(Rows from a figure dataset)

>>

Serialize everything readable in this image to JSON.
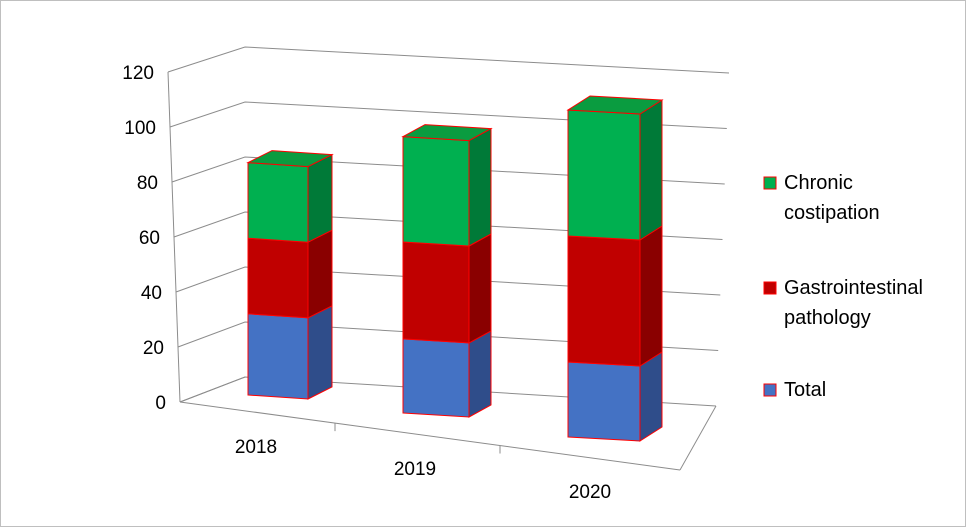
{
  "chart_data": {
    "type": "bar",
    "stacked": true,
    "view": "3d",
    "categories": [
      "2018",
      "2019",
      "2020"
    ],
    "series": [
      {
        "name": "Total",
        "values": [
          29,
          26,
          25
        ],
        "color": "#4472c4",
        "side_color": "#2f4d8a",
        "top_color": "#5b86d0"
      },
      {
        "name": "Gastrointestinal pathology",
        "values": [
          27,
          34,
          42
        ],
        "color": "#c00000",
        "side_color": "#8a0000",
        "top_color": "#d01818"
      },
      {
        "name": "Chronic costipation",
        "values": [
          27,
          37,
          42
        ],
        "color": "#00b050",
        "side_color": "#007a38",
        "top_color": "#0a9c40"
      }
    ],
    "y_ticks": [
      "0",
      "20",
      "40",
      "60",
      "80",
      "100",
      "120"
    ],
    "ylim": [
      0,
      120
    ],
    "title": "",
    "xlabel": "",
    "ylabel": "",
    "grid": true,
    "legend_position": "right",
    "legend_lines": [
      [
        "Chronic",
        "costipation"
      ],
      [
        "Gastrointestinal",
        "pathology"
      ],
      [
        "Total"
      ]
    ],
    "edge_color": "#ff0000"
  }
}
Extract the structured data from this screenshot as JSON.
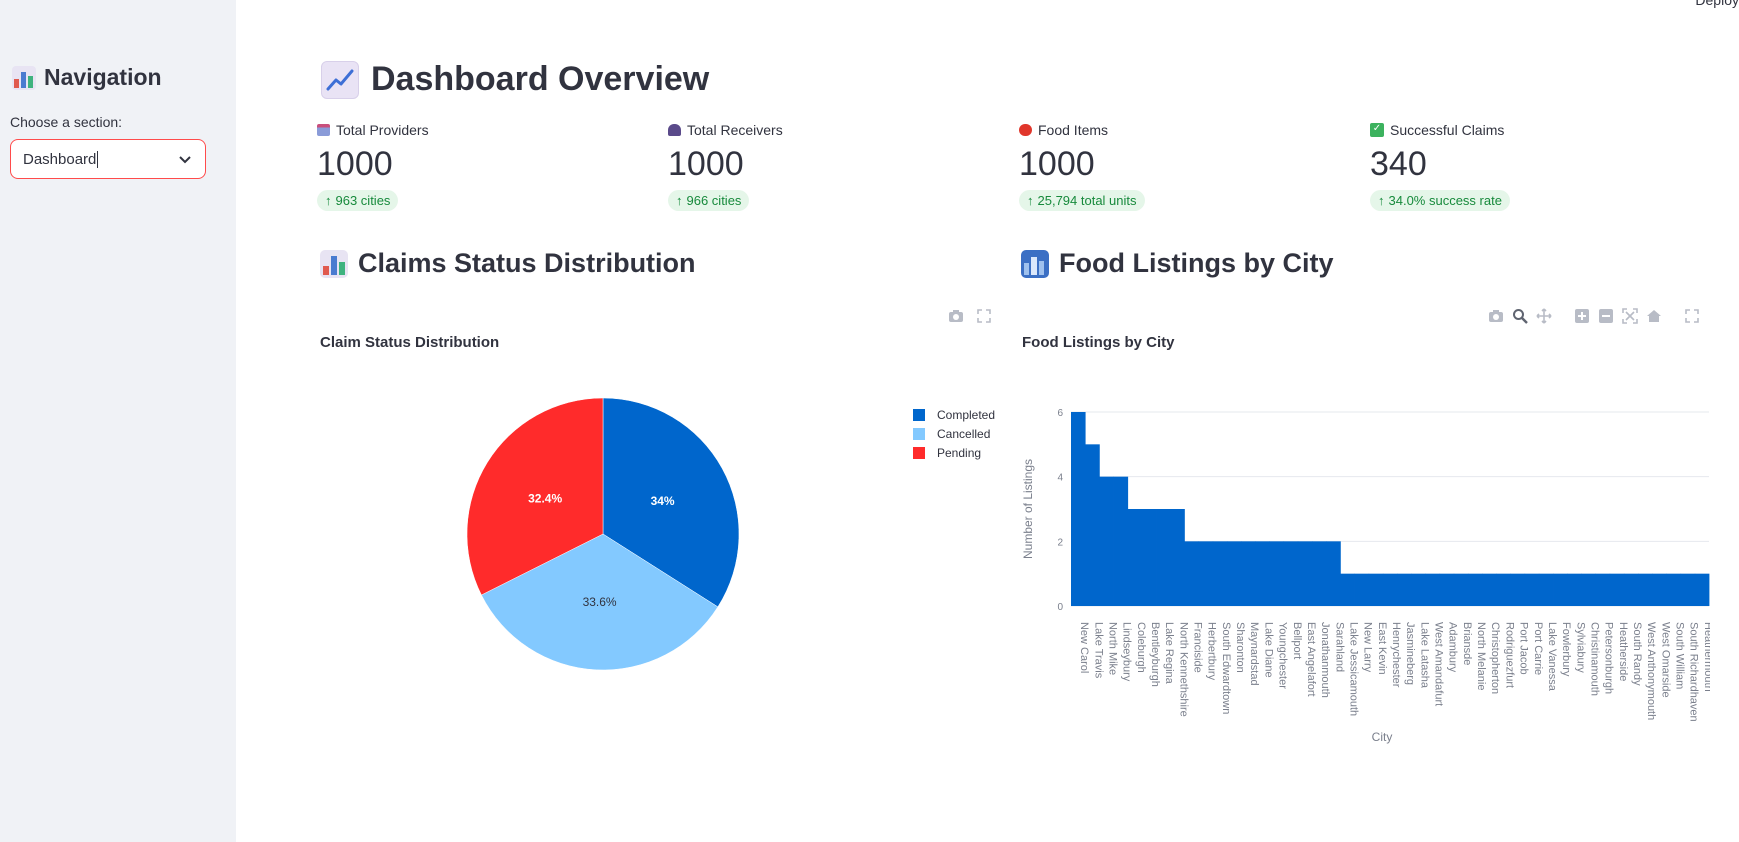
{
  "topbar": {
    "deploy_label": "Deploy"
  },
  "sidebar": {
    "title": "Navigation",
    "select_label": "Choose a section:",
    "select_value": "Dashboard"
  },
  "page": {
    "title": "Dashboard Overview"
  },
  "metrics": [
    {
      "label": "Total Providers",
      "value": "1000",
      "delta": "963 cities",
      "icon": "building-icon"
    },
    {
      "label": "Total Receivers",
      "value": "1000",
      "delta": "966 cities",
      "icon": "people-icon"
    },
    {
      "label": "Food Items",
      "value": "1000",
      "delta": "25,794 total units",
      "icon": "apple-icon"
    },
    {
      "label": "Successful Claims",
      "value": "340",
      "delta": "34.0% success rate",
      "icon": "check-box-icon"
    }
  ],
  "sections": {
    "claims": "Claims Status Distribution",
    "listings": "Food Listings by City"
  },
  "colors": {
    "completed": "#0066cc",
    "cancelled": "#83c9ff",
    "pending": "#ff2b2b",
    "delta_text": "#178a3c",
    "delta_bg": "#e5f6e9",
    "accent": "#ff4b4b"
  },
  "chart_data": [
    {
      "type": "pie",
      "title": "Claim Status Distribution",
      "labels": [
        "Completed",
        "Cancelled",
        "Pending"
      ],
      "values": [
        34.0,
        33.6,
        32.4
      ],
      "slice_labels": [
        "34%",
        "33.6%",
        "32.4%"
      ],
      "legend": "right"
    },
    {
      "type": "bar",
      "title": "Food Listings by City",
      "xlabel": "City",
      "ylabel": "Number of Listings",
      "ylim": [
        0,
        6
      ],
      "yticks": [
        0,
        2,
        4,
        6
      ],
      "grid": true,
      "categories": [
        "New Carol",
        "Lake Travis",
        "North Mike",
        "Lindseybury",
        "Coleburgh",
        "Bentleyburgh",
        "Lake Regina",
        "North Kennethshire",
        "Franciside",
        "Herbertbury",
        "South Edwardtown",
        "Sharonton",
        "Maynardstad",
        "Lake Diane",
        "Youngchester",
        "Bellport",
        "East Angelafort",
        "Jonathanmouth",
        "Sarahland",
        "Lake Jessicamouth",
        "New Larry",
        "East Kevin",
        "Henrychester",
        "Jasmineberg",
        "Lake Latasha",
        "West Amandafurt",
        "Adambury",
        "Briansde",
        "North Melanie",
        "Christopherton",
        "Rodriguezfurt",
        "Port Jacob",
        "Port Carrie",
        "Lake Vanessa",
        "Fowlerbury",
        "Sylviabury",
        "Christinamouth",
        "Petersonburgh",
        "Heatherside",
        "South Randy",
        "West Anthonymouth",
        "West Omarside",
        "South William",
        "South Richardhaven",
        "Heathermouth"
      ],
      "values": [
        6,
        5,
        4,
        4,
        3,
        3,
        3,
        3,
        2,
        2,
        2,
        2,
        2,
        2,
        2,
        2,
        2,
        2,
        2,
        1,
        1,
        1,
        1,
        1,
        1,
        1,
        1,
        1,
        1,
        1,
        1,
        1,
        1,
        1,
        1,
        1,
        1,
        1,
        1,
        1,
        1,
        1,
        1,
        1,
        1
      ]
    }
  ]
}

<<

- [Aim]:
Collect every line from the records above that contains the word "JSON".

- [Result of the task]:
Serialize everything readable in this image to JSON.
Extract the structured data from this screenshot as JSON.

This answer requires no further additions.